• **Exercise objective**
Every line below must be reproduced exactly. Copy them all.

• **Exercise materials**
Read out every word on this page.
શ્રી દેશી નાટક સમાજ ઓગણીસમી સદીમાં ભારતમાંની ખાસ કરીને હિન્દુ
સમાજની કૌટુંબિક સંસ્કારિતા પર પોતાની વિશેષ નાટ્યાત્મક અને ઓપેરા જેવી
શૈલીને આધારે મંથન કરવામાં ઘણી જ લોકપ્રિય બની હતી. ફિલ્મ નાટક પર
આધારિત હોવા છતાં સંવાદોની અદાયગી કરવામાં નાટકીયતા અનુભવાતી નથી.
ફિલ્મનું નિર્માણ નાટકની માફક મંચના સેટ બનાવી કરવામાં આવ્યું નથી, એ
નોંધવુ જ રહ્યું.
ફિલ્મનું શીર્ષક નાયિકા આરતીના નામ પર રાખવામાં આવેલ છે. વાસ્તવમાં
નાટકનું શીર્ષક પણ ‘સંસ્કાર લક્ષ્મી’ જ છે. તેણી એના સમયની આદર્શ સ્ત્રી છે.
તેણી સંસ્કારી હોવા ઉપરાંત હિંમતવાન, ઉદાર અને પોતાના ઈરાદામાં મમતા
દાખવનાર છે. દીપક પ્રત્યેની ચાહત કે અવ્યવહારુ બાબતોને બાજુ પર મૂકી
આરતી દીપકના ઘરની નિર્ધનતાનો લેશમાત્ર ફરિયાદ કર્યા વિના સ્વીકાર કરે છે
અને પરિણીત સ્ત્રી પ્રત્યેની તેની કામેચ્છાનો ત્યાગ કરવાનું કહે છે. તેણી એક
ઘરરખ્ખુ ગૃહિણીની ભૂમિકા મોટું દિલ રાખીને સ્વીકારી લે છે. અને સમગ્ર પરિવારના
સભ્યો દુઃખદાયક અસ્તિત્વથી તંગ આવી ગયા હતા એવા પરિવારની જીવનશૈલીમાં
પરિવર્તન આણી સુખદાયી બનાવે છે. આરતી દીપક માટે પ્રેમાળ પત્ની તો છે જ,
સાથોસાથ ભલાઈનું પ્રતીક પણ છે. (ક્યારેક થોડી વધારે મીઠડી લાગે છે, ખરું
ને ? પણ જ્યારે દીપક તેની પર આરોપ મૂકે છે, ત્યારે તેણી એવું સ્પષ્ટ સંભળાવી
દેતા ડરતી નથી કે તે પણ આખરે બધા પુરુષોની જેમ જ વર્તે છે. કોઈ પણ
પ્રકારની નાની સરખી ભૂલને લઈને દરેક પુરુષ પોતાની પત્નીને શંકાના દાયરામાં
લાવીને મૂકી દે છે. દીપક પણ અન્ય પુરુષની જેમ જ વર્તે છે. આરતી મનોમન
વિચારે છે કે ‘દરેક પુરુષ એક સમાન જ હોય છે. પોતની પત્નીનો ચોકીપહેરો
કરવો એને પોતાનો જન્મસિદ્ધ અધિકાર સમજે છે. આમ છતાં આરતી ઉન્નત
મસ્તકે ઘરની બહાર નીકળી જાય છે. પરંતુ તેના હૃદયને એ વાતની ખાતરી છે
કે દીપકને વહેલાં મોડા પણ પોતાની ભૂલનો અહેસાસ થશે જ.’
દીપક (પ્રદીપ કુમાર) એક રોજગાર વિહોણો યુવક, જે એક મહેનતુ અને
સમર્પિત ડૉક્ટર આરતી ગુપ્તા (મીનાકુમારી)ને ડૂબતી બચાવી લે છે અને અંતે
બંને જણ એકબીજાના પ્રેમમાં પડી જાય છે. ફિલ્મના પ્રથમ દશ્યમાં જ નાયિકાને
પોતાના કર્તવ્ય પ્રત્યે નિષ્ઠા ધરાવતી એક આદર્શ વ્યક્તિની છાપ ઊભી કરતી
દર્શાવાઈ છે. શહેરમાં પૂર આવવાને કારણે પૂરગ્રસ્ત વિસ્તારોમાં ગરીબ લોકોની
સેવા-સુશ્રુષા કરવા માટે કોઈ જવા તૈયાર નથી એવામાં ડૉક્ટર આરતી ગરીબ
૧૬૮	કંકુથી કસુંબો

• **Solution below**
Read out every word on this page.
શ્રી દેશી નાટક સમાજ ઓગણીસમી સદીમાં ભારતમાંની ખાસ કરીને હિન્દુ
સમાજની કૌટુંબિક સંસ્કારિતા પર પોતાની વિશેષ નાટ્યાત્મક અને ઓપેરા જેવી
શૈલીને આધારે મંથન કરવામાં ઘણી જ લોકપ્રિય બની હતી. ફિલ્મ નાટક પર
આધારિત હોવા છતાં સંવાદોની અદાયગી કરવામાં નાટકીયતા અનુભવાતી નથી.
ફિલ્મનું નિર્માણ નાટકની માફક મંચના સેટ બનાવી કરવામાં આવ્યું નથી, એ
નોંધવુ જ રહ્યું.
ફિલ્મનું શીર્ષક નાયિકા આરતીના નામ પર રાખવામાં આવેલ છે. વાસ્તવમાં
નાટકનું શીર્ષક પણ ‘સંસ્કાર લક્ષ્મી’ જ છે. તેણી એના સમયની આદર્શ સ્ત્રી છે.
તેણી સંસ્કારી હોવા ઉપરાંત હિંમતવાન, ઉદાર અને પોતાના ઈરાદામાં મમતા
દાખવનાર છે. દીપક પ્રત્યેની ચાહત કે અવ્યવહારુ બાબતોને બાજુ પર મૂકી
આરતી દીપકના ઘરની નિર્ધનતાનો લેશમાત્ર ફરિયાદ કર્યા વિના સ્વીકાર કરે છે
અને પરિણીત સ્ત્રી પ્રત્યેની તેની કામેચ્છાનો ત્યાગ કરવાનું કહે છે. તેણી એક
ઘરરખ્ખુ ગૃહિણીની ભૂમિકા મોટું દિલ રાખીને સ્વીકારી લે છે. અને સમગ્ર પરિવારના
સભ્યો દુઃખદાયક અસ્તિત્વથી તંગ આવી ગયા હતા એવા પરિવારની જીવનશૈલીમાં
પરિવર્તન આણી સુખદાયી બનાવે છે. આરતી દીપક માટે પ્રેમાળ પત્ની તો છે જ,
સાથોસાથ ભલાઈનું પ્રતીક પણ છે. (ક્યારેક થોડી વધારે મીઠડી લાગે છે, ખરું
ને ? પણ જ્યારે દીપક તેની પર આરોપ મૂકે છે, ત્યારે તેણી એવું સ્પષ્ટ સંભળાવી
દેતા ડરતી નથી કે તે પણ આખરે બધા પુરુષોની જેમ જ વર્તે છે. કોઈ પણ
પ્રકારની નાની સરખી ભૂલને લઈને દરેક પુરુષ પોતાની પત્નીને શંકાના દાયરામાં
લાવીને મૂકી દે છે. દીપક પણ અન્ય પુરુષની જેમ જ વર્તે છે. આરતી મનોમન
વિચારે છે કે ‘દરેક પુરુષ એક સમાન જ હોય છે. પોતની પત્નીનો ચોકીપહેરો
કરવો એને પોતાનો જન્મસિદ્ધ અધિકાર સમજે છે. આમ છતાં આરતી ઉન્નત
મસ્તકે ઘરની બહાર નીકળી જાય છે. પરંતુ તેના હૃદયને એ વાતની ખાતરી છે
કે દીપકને વહેલાં મોડા પણ પોતાની ભૂલનો અહેસાસ થશે જ.’
દીપક (પ્રદીપ કુમાર) એક રોજગાર વિહોણો યુવક, જે એક મહેનતુ અને
સમર્પિત ડૉક્ટર આરતી ગુપ્તા (મીનાકુમારી)ને ડૂબતી બચાવી લે છે અને અંતે
બંને જણ એકબીજાના પ્રેમમાં પડી જાય છે. ફિલ્મના પ્રથમ દશ્યમાં જ નાયિકાને
પોતાના કર્તવ્ય પ્રત્યે નિષ્ઠા ધરાવતી એક આદર્શ વ્યક્તિની છાપ ઊભી કરતી
દર્શાવાઈ છે. શહેરમાં પૂર આવવાને કારણે પૂરગ્રસ્ત વિસ્તારોમાં ગરીબ લોકોની
સેવા-સુશ્રુષા કરવા માટે કોઈ જવા તૈયાર નથી એવામાં ડૉક્ટર આરતી ગરીબ
૧૬૮	કંકુથી કસુંબો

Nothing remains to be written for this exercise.